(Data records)
▬▬▬▬▬▬

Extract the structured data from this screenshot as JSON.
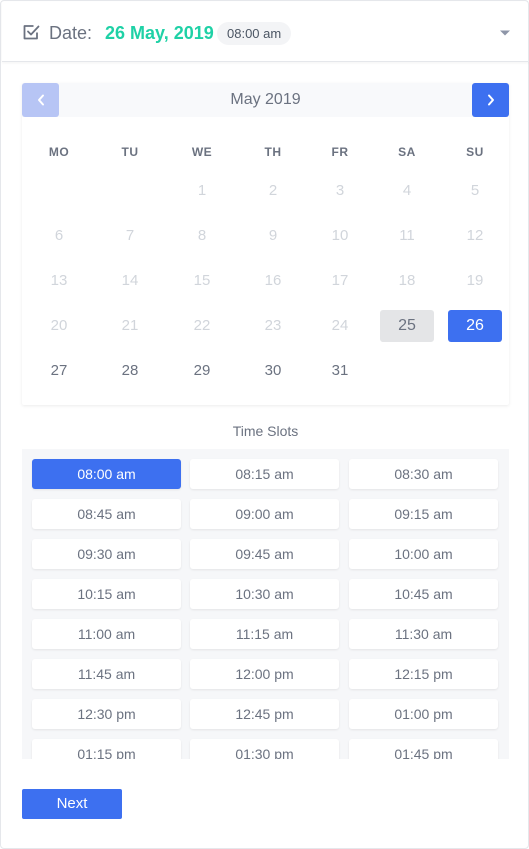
{
  "header": {
    "label": "Date:",
    "date_value": "26 May, 2019",
    "time_badge": "08:00 am"
  },
  "calendar": {
    "month_title": "May 2019",
    "weekdays": [
      "MO",
      "TU",
      "WE",
      "TH",
      "FR",
      "SA",
      "SU"
    ],
    "weeks": [
      [
        "",
        "",
        "1",
        "2",
        "3",
        "4",
        "5"
      ],
      [
        "6",
        "7",
        "8",
        "9",
        "10",
        "11",
        "12"
      ],
      [
        "13",
        "14",
        "15",
        "16",
        "17",
        "18",
        "19"
      ],
      [
        "20",
        "21",
        "22",
        "23",
        "24",
        "25",
        "26"
      ],
      [
        "27",
        "28",
        "29",
        "30",
        "31",
        "",
        ""
      ]
    ],
    "today": "25",
    "selected": "26",
    "enabled_from": "26"
  },
  "time_slots": {
    "title": "Time Slots",
    "selected": "08:00 am",
    "slots": [
      "08:00 am",
      "08:15 am",
      "08:30 am",
      "08:45 am",
      "09:00 am",
      "09:15 am",
      "09:30 am",
      "09:45 am",
      "10:00 am",
      "10:15 am",
      "10:30 am",
      "10:45 am",
      "11:00 am",
      "11:15 am",
      "11:30 am",
      "11:45 am",
      "12:00 pm",
      "12:15 pm",
      "12:30 pm",
      "12:45 pm",
      "01:00 pm",
      "01:15 pm",
      "01:30 pm",
      "01:45 pm"
    ]
  },
  "actions": {
    "next_label": "Next"
  },
  "icons": {
    "header_check": "checkbox-checked-icon",
    "header_toggle": "caret-down-icon",
    "prev": "chevron-left-icon",
    "next": "chevron-right-icon"
  },
  "colors": {
    "accent": "#3d70f0",
    "accent_disabled": "#b7c5f5",
    "date_green": "#1fd1a6"
  }
}
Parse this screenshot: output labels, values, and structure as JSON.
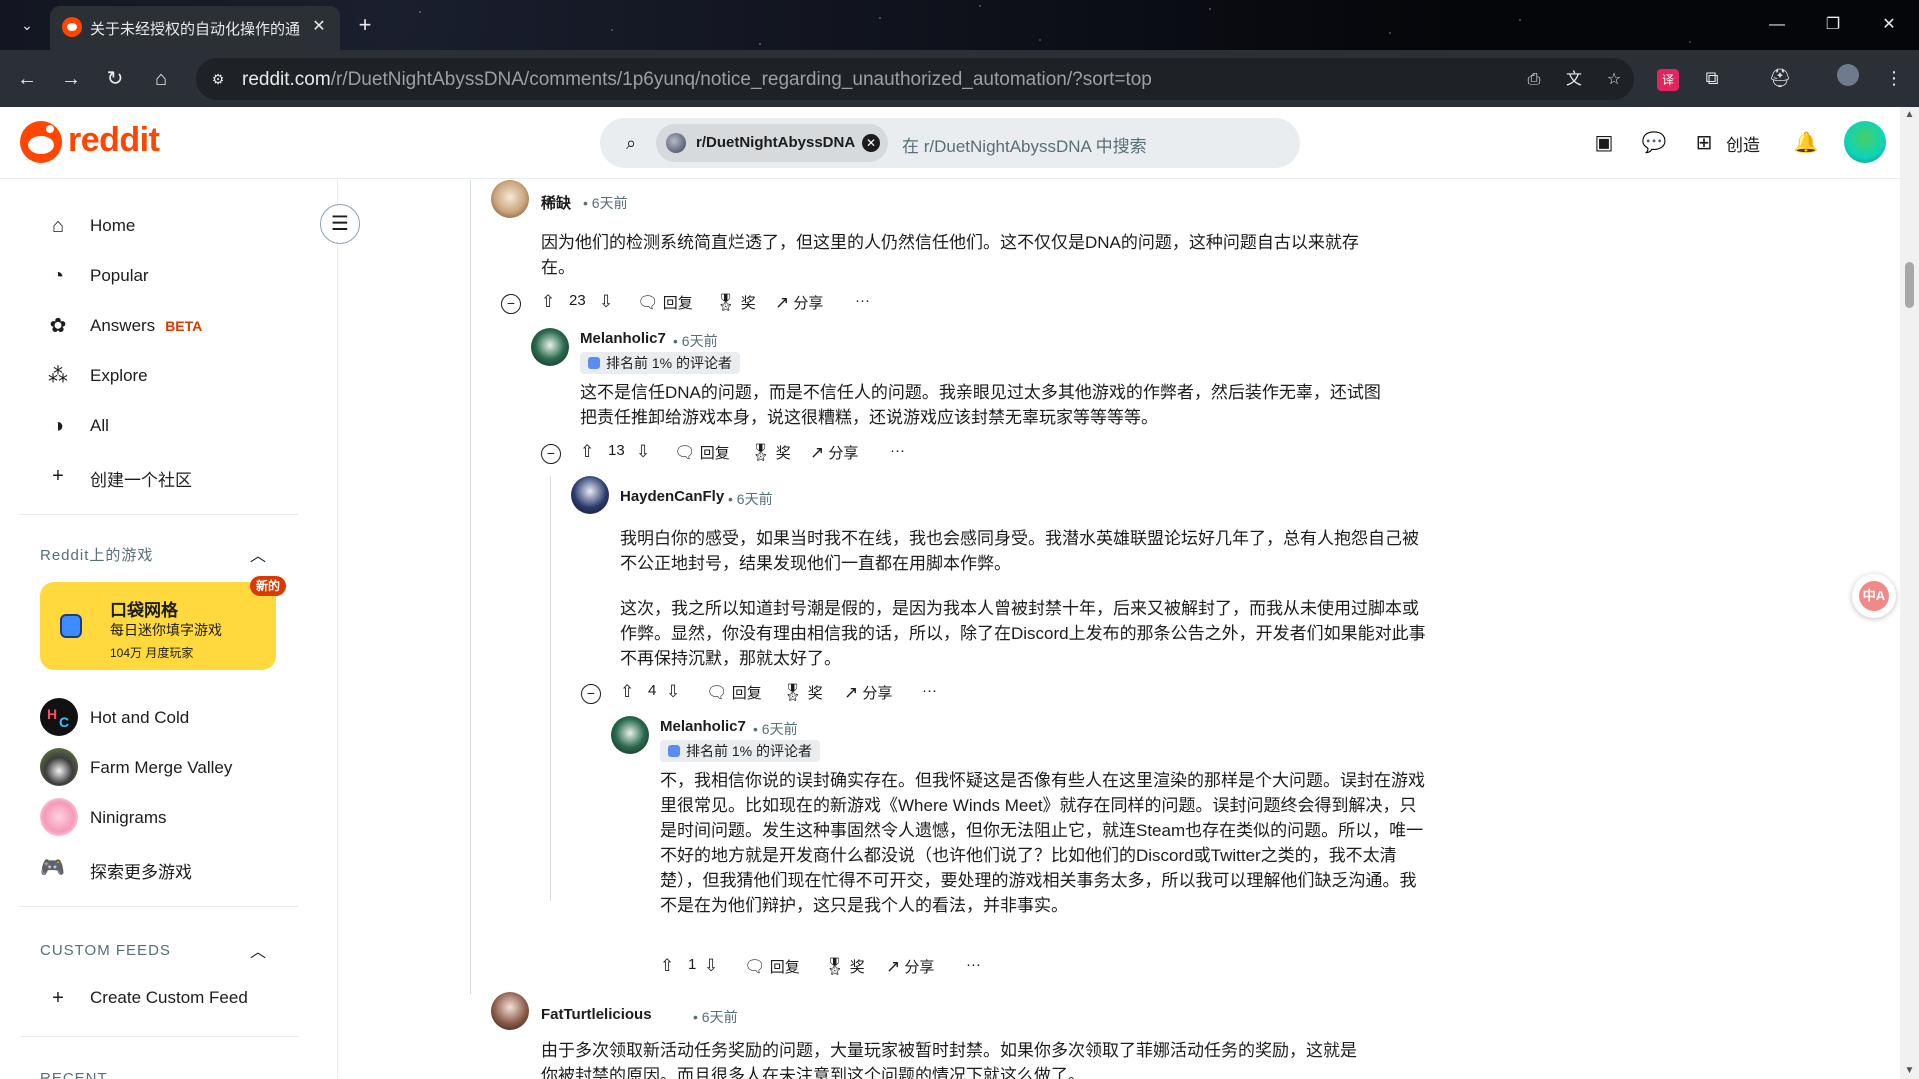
{
  "browser": {
    "tab_title": "关于未经授权的自动化操作的通知",
    "tab_close": "✕",
    "tab_new": "+",
    "url_host": "reddit.com",
    "url_path": "/r/DuetNightAbyssDNA/comments/1p6yunq/notice_regarding_unauthorized_automation/?sort=top"
  },
  "header": {
    "logo_text": "reddit",
    "search_chip": "r/DuetNightAbyssDNA",
    "search_placeholder": "在 r/DuetNightAbyssDNA 中搜索",
    "create_label": "创造"
  },
  "sidebar": {
    "nav": [
      {
        "label": "Home",
        "icon": "home-icon"
      },
      {
        "label": "Popular",
        "icon": "popular-icon"
      },
      {
        "label": "Answers",
        "icon": "answers-icon",
        "badge": "BETA"
      },
      {
        "label": "Explore",
        "icon": "explore-icon"
      },
      {
        "label": "All",
        "icon": "all-icon"
      },
      {
        "label": "创建一个社区",
        "icon": "plus-icon"
      }
    ],
    "games_title": "Reddit上的游戏",
    "promo": {
      "title": "口袋网格",
      "subtitle": "每日迷你填字游戏",
      "meta": "104万 月度玩家",
      "badge": "新的"
    },
    "games": [
      {
        "label": "Hot and Cold"
      },
      {
        "label": "Farm Merge Valley"
      },
      {
        "label": "Ninigrams"
      },
      {
        "label": "探索更多游戏"
      }
    ],
    "custom_feeds_title": "CUSTOM FEEDS",
    "create_feed": "Create Custom Feed",
    "recent_title": "RECENT"
  },
  "comments": [
    {
      "author": "稀缺",
      "time": "6天前",
      "body": [
        "因为他们的检测系统简直烂透了，但这里的人仍然信任他们。这不仅仅是DNA的问题，这种问题自古以来就存在。"
      ],
      "votes": "23"
    },
    {
      "author": "Melanholic7",
      "time": "6天前",
      "flair": "排名前 1% 的评论者",
      "body": [
        "这不是信任DNA的问题，而是不信任人的问题。我亲眼见过太多其他游戏的作弊者，然后装作无辜，还试图把责任推卸给游戏本身，说这很糟糕，还说游戏应该封禁无辜玩家等等等等。"
      ],
      "votes": "13"
    },
    {
      "author": "HaydenCanFly",
      "time": "6天前",
      "body": [
        "我明白你的感受，如果当时我不在线，我也会感同身受。我潜水英雄联盟论坛好几年了，总有人抱怨自己被不公正地封号，结果发现他们一直都在用脚本作弊。",
        "这次，我之所以知道封号潮是假的，是因为我本人曾被封禁十年，后来又被解封了，而我从未使用过脚本或作弊。显然，你没有理由相信我的话，所以，除了在Discord上发布的那条公告之外，开发者们如果能对此事不再保持沉默，那就太好了。"
      ],
      "votes": "4"
    },
    {
      "author": "Melanholic7",
      "time": "6天前",
      "flair": "排名前 1% 的评论者",
      "body": [
        "不，我相信你说的误封确实存在。但我怀疑这是否像有些人在这里渲染的那样是个大问题。误封在游戏里很常见。比如现在的新游戏《Where Winds Meet》就存在同样的问题。误封问题终会得到解决，只是时间问题。发生这种事固然令人遗憾，但你无法阻止它，就连Steam也存在类似的问题。所以，唯一不好的地方就是开发商什么都没说（也许他们说了？比如他们的Discord或Twitter之类的，我不太清楚），但我猜他们现在忙得不可开交，要处理的游戏相关事务太多，所以我可以理解他们缺乏沟通。我不是在为他们辩护，这只是我个人的看法，并非事实。"
      ],
      "votes": "1"
    },
    {
      "author": "FatTurtlelicious",
      "time": "6天前",
      "body": [
        "由于多次领取新活动任务奖励的问题，大量玩家被暂时封禁。如果你多次领取了菲娜活动任务的奖励，这就是你被封禁的原因。而且很多人在未注意到这个问题的情况下就这么做了。"
      ]
    }
  ],
  "actions": {
    "reply": "回复",
    "award": "奖",
    "share": "分享",
    "more": "···",
    "collapse": "−"
  },
  "floating": {
    "translate_label": "中A"
  },
  "colors": {
    "brand": "#ff4500",
    "promo_bg": "#ffd93d",
    "beta": "#d93a00"
  }
}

▬▬▬▬▬▬

### The request
Leaving all pictures aside, quote each record exactly.

### Result below
Extract the structured data from this screenshot as JSON.
{
  "header": {
    "label": "Date:",
    "date_value": "26 May, 2019",
    "time_badge": "08:00 am"
  },
  "calendar": {
    "month_title": "May 2019",
    "weekdays": [
      "MO",
      "TU",
      "WE",
      "TH",
      "FR",
      "SA",
      "SU"
    ],
    "weeks": [
      [
        "",
        "",
        "1",
        "2",
        "3",
        "4",
        "5"
      ],
      [
        "6",
        "7",
        "8",
        "9",
        "10",
        "11",
        "12"
      ],
      [
        "13",
        "14",
        "15",
        "16",
        "17",
        "18",
        "19"
      ],
      [
        "20",
        "21",
        "22",
        "23",
        "24",
        "25",
        "26"
      ],
      [
        "27",
        "28",
        "29",
        "30",
        "31",
        "",
        ""
      ]
    ],
    "today": "25",
    "selected": "26",
    "enabled_from": "26"
  },
  "time_slots": {
    "title": "Time Slots",
    "selected": "08:00 am",
    "slots": [
      "08:00 am",
      "08:15 am",
      "08:30 am",
      "08:45 am",
      "09:00 am",
      "09:15 am",
      "09:30 am",
      "09:45 am",
      "10:00 am",
      "10:15 am",
      "10:30 am",
      "10:45 am",
      "11:00 am",
      "11:15 am",
      "11:30 am",
      "11:45 am",
      "12:00 pm",
      "12:15 pm",
      "12:30 pm",
      "12:45 pm",
      "01:00 pm",
      "01:15 pm",
      "01:30 pm",
      "01:45 pm"
    ]
  },
  "actions": {
    "next_label": "Next"
  },
  "icons": {
    "header_check": "checkbox-checked-icon",
    "header_toggle": "caret-down-icon",
    "prev": "chevron-left-icon",
    "next": "chevron-right-icon"
  },
  "colors": {
    "accent": "#3d70f0",
    "accent_disabled": "#b7c5f5",
    "date_green": "#1fd1a6"
  }
}
Parse this screenshot: output labels, values, and structure as JSON.
{
  "browser": {
    "tab_title": "关于未经授权的自动化操作的通知",
    "tab_close": "✕",
    "tab_new": "+",
    "url_host": "reddit.com",
    "url_path": "/r/DuetNightAbyssDNA/comments/1p6yunq/notice_regarding_unauthorized_automation/?sort=top"
  },
  "header": {
    "logo_text": "reddit",
    "search_chip": "r/DuetNightAbyssDNA",
    "search_placeholder": "在 r/DuetNightAbyssDNA 中搜索",
    "create_label": "创造"
  },
  "sidebar": {
    "nav": [
      {
        "label": "Home",
        "icon": "home-icon"
      },
      {
        "label": "Popular",
        "icon": "popular-icon"
      },
      {
        "label": "Answers",
        "icon": "answers-icon",
        "badge": "BETA"
      },
      {
        "label": "Explore",
        "icon": "explore-icon"
      },
      {
        "label": "All",
        "icon": "all-icon"
      },
      {
        "label": "创建一个社区",
        "icon": "plus-icon"
      }
    ],
    "games_title": "Reddit上的游戏",
    "promo": {
      "title": "口袋网格",
      "subtitle": "每日迷你填字游戏",
      "meta": "104万 月度玩家",
      "badge": "新的"
    },
    "games": [
      {
        "label": "Hot and Cold"
      },
      {
        "label": "Farm Merge Valley"
      },
      {
        "label": "Ninigrams"
      },
      {
        "label": "探索更多游戏"
      }
    ],
    "custom_feeds_title": "CUSTOM FEEDS",
    "create_feed": "Create Custom Feed",
    "recent_title": "RECENT"
  },
  "comments": [
    {
      "author": "稀缺",
      "time": "6天前",
      "body": [
        "因为他们的检测系统简直烂透了，但这里的人仍然信任他们。这不仅仅是DNA的问题，这种问题自古以来就存在。"
      ],
      "votes": "23"
    },
    {
      "author": "Melanholic7",
      "time": "6天前",
      "flair": "排名前 1% 的评论者",
      "body": [
        "这不是信任DNA的问题，而是不信任人的问题。我亲眼见过太多其他游戏的作弊者，然后装作无辜，还试图把责任推卸给游戏本身，说这很糟糕，还说游戏应该封禁无辜玩家等等等等。"
      ],
      "votes": "13"
    },
    {
      "author": "HaydenCanFly",
      "time": "6天前",
      "body": [
        "我明白你的感受，如果当时我不在线，我也会感同身受。我潜水英雄联盟论坛好几年了，总有人抱怨自己被不公正地封号，结果发现他们一直都在用脚本作弊。",
        "这次，我之所以知道封号潮是假的，是因为我本人曾被封禁十年，后来又被解封了，而我从未使用过脚本或作弊。显然，你没有理由相信我的话，所以，除了在Discord上发布的那条公告之外，开发者们如果能对此事不再保持沉默，那就太好了。"
      ],
      "votes": "4"
    },
    {
      "author": "Melanholic7",
      "time": "6天前",
      "flair": "排名前 1% 的评论者",
      "body": [
        "不，我相信你说的误封确实存在。但我怀疑这是否像有些人在这里渲染的那样是个大问题。误封在游戏里很常见。比如现在的新游戏《Where Winds Meet》就存在同样的问题。误封问题终会得到解决，只是时间问题。发生这种事固然令人遗憾，但你无法阻止它，就连Steam也存在类似的问题。所以，唯一不好的地方就是开发商什么都没说（也许他们说了？比如他们的Discord或Twitter之类的，我不太清楚），但我猜他们现在忙得不可开交，要处理的游戏相关事务太多，所以我可以理解他们缺乏沟通。我不是在为他们辩护，这只是我个人的看法，并非事实。"
      ],
      "votes": "1"
    },
    {
      "author": "FatTurtlelicious",
      "time": "6天前",
      "body": [
        "由于多次领取新活动任务奖励的问题，大量玩家被暂时封禁。如果你多次领取了菲娜活动任务的奖励，这就是你被封禁的原因。而且很多人在未注意到这个问题的情况下就这么做了。"
      ]
    }
  ],
  "actions": {
    "reply": "回复",
    "award": "奖",
    "share": "分享",
    "more": "···",
    "collapse": "−"
  },
  "floating": {
    "translate_label": "中A"
  },
  "colors": {
    "brand": "#ff4500",
    "promo_bg": "#ffd93d",
    "beta": "#d93a00"
  }
}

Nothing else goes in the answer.